* _What this task involves_: Print the entries verbatim, leaving out the images they contain.

* _Entries_:
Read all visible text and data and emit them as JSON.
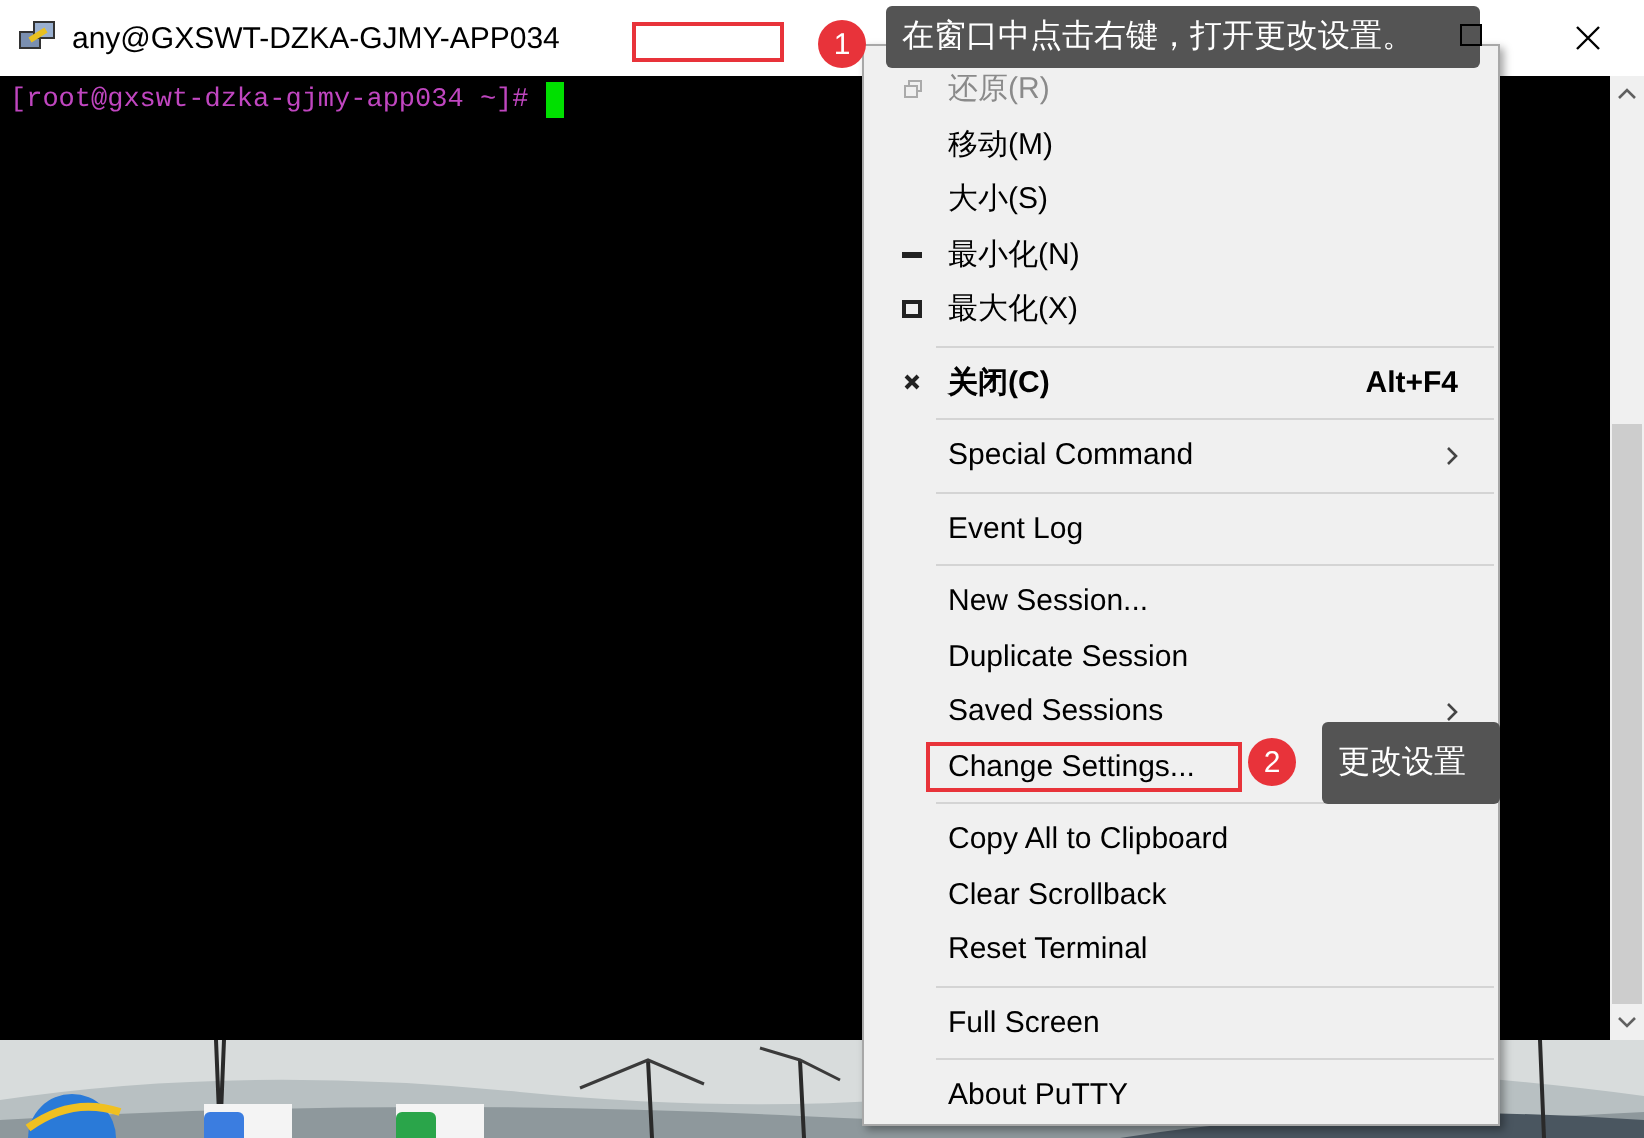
{
  "window": {
    "title": "any@GXSWT-DZKA-GJMY-APP034",
    "highlight_box": true
  },
  "terminal": {
    "prompt": "[root@gxswt-dzka-gjmy-app034 ~]#"
  },
  "menu": {
    "items": [
      {
        "kind": "restore",
        "label": "还原(R)",
        "disabled": true,
        "default": false,
        "marked": false
      },
      {
        "kind": "plain",
        "label": "移动(M)",
        "disabled": false,
        "default": false,
        "marked": false
      },
      {
        "kind": "plain",
        "label": "大小(S)",
        "disabled": false,
        "default": false,
        "marked": false
      },
      {
        "kind": "minimize",
        "label": "最小化(N)",
        "disabled": false,
        "default": false,
        "marked": false
      },
      {
        "kind": "maximize",
        "label": "最大化(X)",
        "disabled": false,
        "default": false,
        "marked": false
      },
      {
        "kind": "separator"
      },
      {
        "kind": "close",
        "label": "关闭(C)",
        "shortcut": "Alt+F4",
        "disabled": false,
        "default": true,
        "marked": false
      },
      {
        "kind": "separator"
      },
      {
        "kind": "submenu",
        "label": "Special Command",
        "disabled": false,
        "default": false,
        "marked": false
      },
      {
        "kind": "separator"
      },
      {
        "kind": "plain",
        "label": "Event Log",
        "disabled": false,
        "default": false,
        "marked": false
      },
      {
        "kind": "separator"
      },
      {
        "kind": "plain",
        "label": "New Session...",
        "disabled": false,
        "default": false,
        "marked": false
      },
      {
        "kind": "plain",
        "label": "Duplicate Session",
        "disabled": false,
        "default": false,
        "marked": false
      },
      {
        "kind": "submenu",
        "label": "Saved Sessions",
        "disabled": false,
        "default": false,
        "marked": false
      },
      {
        "kind": "plain",
        "label": "Change Settings...",
        "disabled": false,
        "default": false,
        "marked": true
      },
      {
        "kind": "separator"
      },
      {
        "kind": "plain",
        "label": "Copy All to Clipboard",
        "disabled": false,
        "default": false,
        "marked": false
      },
      {
        "kind": "plain",
        "label": "Clear Scrollback",
        "disabled": false,
        "default": false,
        "marked": false
      },
      {
        "kind": "plain",
        "label": "Reset Terminal",
        "disabled": false,
        "default": false,
        "marked": false
      },
      {
        "kind": "separator"
      },
      {
        "kind": "plain",
        "label": "Full Screen",
        "disabled": false,
        "default": false,
        "marked": false
      },
      {
        "kind": "separator"
      },
      {
        "kind": "plain",
        "label": "About PuTTY",
        "disabled": false,
        "default": false,
        "marked": false
      }
    ]
  },
  "annotations": [
    {
      "badge": "1",
      "text": "在窗口中点击右键，打开更改设置。"
    },
    {
      "badge": "2",
      "text": "更改设置"
    }
  ]
}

* _Answer to this task_:
Read all visible text and data and emit them as JSON.
{
  "window": {
    "title": "any@GXSWT-DZKA-GJMY-APP034",
    "highlight_box": true
  },
  "terminal": {
    "prompt": "[root@gxswt-dzka-gjmy-app034 ~]#"
  },
  "menu": {
    "items": [
      {
        "kind": "restore",
        "label": "还原(R)",
        "disabled": true,
        "default": false,
        "marked": false
      },
      {
        "kind": "plain",
        "label": "移动(M)",
        "disabled": false,
        "default": false,
        "marked": false
      },
      {
        "kind": "plain",
        "label": "大小(S)",
        "disabled": false,
        "default": false,
        "marked": false
      },
      {
        "kind": "minimize",
        "label": "最小化(N)",
        "disabled": false,
        "default": false,
        "marked": false
      },
      {
        "kind": "maximize",
        "label": "最大化(X)",
        "disabled": false,
        "default": false,
        "marked": false
      },
      {
        "kind": "separator"
      },
      {
        "kind": "close",
        "label": "关闭(C)",
        "shortcut": "Alt+F4",
        "disabled": false,
        "default": true,
        "marked": false
      },
      {
        "kind": "separator"
      },
      {
        "kind": "submenu",
        "label": "Special Command",
        "disabled": false,
        "default": false,
        "marked": false
      },
      {
        "kind": "separator"
      },
      {
        "kind": "plain",
        "label": "Event Log",
        "disabled": false,
        "default": false,
        "marked": false
      },
      {
        "kind": "separator"
      },
      {
        "kind": "plain",
        "label": "New Session...",
        "disabled": false,
        "default": false,
        "marked": false
      },
      {
        "kind": "plain",
        "label": "Duplicate Session",
        "disabled": false,
        "default": false,
        "marked": false
      },
      {
        "kind": "submenu",
        "label": "Saved Sessions",
        "disabled": false,
        "default": false,
        "marked": false
      },
      {
        "kind": "plain",
        "label": "Change Settings...",
        "disabled": false,
        "default": false,
        "marked": true
      },
      {
        "kind": "separator"
      },
      {
        "kind": "plain",
        "label": "Copy All to Clipboard",
        "disabled": false,
        "default": false,
        "marked": false
      },
      {
        "kind": "plain",
        "label": "Clear Scrollback",
        "disabled": false,
        "default": false,
        "marked": false
      },
      {
        "kind": "plain",
        "label": "Reset Terminal",
        "disabled": false,
        "default": false,
        "marked": false
      },
      {
        "kind": "separator"
      },
      {
        "kind": "plain",
        "label": "Full Screen",
        "disabled": false,
        "default": false,
        "marked": false
      },
      {
        "kind": "separator"
      },
      {
        "kind": "plain",
        "label": "About PuTTY",
        "disabled": false,
        "default": false,
        "marked": false
      }
    ]
  },
  "annotations": [
    {
      "badge": "1",
      "text": "在窗口中点击右键，打开更改设置。"
    },
    {
      "badge": "2",
      "text": "更改设置"
    }
  ]
}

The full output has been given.